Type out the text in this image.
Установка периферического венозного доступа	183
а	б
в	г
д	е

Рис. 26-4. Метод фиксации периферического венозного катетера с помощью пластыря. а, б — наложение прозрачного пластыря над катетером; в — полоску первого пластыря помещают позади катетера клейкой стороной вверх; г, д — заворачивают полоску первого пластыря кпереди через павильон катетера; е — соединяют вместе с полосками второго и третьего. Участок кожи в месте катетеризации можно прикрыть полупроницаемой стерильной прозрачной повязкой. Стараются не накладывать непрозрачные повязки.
□ □ □ □
To do. Return the lines above exactly, keeping every word.

Exercise answer.
Type out the text in this image.
Установка периферического венозного доступа	183
а	б
в	г
д	е

Рис. 26-4. Метод фиксации периферического венозного катетера с помощью пластыря. а, б — наложение прозрачного пластыря над катетером; в — полоску первого пластыря помещают позади катетера клейкой стороной вверх; г, д — заворачивают полоску первого пластыря кпереди через павильон катетера; е — соединяют вместе с полосками второго и третьего. Участок кожи в месте катетеризации можно прикрыть полупроницаемой стерильной прозрачной повязкой. Стараются не накладывать непрозрачные повязки.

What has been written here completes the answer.